**PASSAGE**
━━━━


    I am using tirtos_tivac_2_16_01_14.  If TI-RTOS is doing high-priority, long-arbiter-lock uDMA's, that might be the cause.  But, then, I know of no uDMA usage registration scheme in TI-RTOS, so I would assume that isn't being done, because the OS probably doesn't have a way to know that I'm not using a channel it might select.  Is TI-RTOS occasionally globally-disabling the uDMA?  That might do it too.

    Thanks,

    Leo

  • Hi Leo,

    Thanks for the pic. What does the SPI transfer look like without anything else running? Can you replicate the issue with just using SPI driverlib calls. I'm trying to figure out the best way to handle this one.

    Todd
  • Here is the jitter with SSI RX disabled and the Ethernet cable unplugged:

    With SSI RX disabled and Ethernet plugged in, with or without high-speed UDP, there is no change from the above trace.  With SSI RX enabled and the Ethernet unplugged, there is no change from the above trace.  When I go back to full load, as shown in the very first trace in this thread, I'm now seeing about 148 ns.  This may be an address dependency, where moving a buffer somewhere and changing its alignment is causing access delay.

    I just constrained the alignment of my DMA data buffers to 256 bits, since I read in the manual that uDMA uses "memory striping," which sounds like multibank wide accesses, so this may help.  The command structure table is of course already aligned.  I also constrained the task list alignment to 128 bits, which is the task size: 32*4=128.  If tasks are being copied into the alternate structure using misaligned accesses, that will surely be time-consuming.  Now I see about 280 ns!  Trying multiple hardware resets and disconnecting the debugger doesn't change the observed jitter.  Neither does a complete power-cycle.

    Given the speed at which the design runs, I have to use DMA, and I'm reluctant to shoehorn in the driverlib implementation.  That is the threshold of effort at which I am willing to live with the problem.  It is tolerable -- just a performance loss I would rather not have.  A reduction in jitter of t nanoseconds allows me to decrease my ADC sample interval by just that amount.  If there isn't a hardware reconfiguration trick I can try, it's probably time to give up on this one.

━━━━

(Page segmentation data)
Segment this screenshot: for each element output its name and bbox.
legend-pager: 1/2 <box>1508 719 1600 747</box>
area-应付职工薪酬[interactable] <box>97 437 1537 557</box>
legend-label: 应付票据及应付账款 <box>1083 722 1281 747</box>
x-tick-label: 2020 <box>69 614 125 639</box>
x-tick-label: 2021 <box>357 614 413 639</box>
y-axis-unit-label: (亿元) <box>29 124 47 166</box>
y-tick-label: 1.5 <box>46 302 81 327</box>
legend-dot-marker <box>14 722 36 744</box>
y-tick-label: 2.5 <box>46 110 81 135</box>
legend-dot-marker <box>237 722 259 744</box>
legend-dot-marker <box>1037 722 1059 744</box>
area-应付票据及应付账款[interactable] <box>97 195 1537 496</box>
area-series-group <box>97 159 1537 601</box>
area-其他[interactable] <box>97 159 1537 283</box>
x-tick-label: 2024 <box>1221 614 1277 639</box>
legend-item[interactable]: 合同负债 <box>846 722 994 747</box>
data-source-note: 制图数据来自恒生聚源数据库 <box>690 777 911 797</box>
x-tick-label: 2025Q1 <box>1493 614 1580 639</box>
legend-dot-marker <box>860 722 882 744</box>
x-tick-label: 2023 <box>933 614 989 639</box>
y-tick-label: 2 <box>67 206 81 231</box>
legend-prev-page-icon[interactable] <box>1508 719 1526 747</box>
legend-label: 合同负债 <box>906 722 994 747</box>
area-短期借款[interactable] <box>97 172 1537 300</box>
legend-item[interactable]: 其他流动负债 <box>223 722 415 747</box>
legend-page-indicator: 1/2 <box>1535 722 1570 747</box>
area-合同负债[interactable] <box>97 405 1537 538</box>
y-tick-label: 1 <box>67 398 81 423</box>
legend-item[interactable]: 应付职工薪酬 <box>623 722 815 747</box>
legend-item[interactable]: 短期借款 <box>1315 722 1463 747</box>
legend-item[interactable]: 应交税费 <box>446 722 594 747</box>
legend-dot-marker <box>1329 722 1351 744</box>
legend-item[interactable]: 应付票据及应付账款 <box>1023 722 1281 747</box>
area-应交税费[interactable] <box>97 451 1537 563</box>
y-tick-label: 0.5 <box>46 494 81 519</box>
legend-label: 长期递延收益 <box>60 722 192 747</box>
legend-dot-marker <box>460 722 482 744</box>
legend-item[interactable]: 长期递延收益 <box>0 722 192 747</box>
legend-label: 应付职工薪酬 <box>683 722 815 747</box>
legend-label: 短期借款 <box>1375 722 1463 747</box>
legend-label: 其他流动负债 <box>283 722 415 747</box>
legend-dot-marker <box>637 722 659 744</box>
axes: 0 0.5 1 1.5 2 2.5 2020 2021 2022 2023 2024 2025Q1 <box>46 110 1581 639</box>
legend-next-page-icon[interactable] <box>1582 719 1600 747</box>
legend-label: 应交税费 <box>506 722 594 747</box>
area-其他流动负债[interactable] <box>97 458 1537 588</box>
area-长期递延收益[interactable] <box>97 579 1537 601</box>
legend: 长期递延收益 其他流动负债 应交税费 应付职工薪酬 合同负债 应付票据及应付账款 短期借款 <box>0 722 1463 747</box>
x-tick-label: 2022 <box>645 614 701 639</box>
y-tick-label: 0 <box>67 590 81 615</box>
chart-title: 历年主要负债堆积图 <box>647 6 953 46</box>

━━━━

**ASSIGNMENT**
In the forum thread about uDMA jitter, what alignment did the writer apply to the DMA data buffers?

**PROBLEM SOLUTION**
256 bits.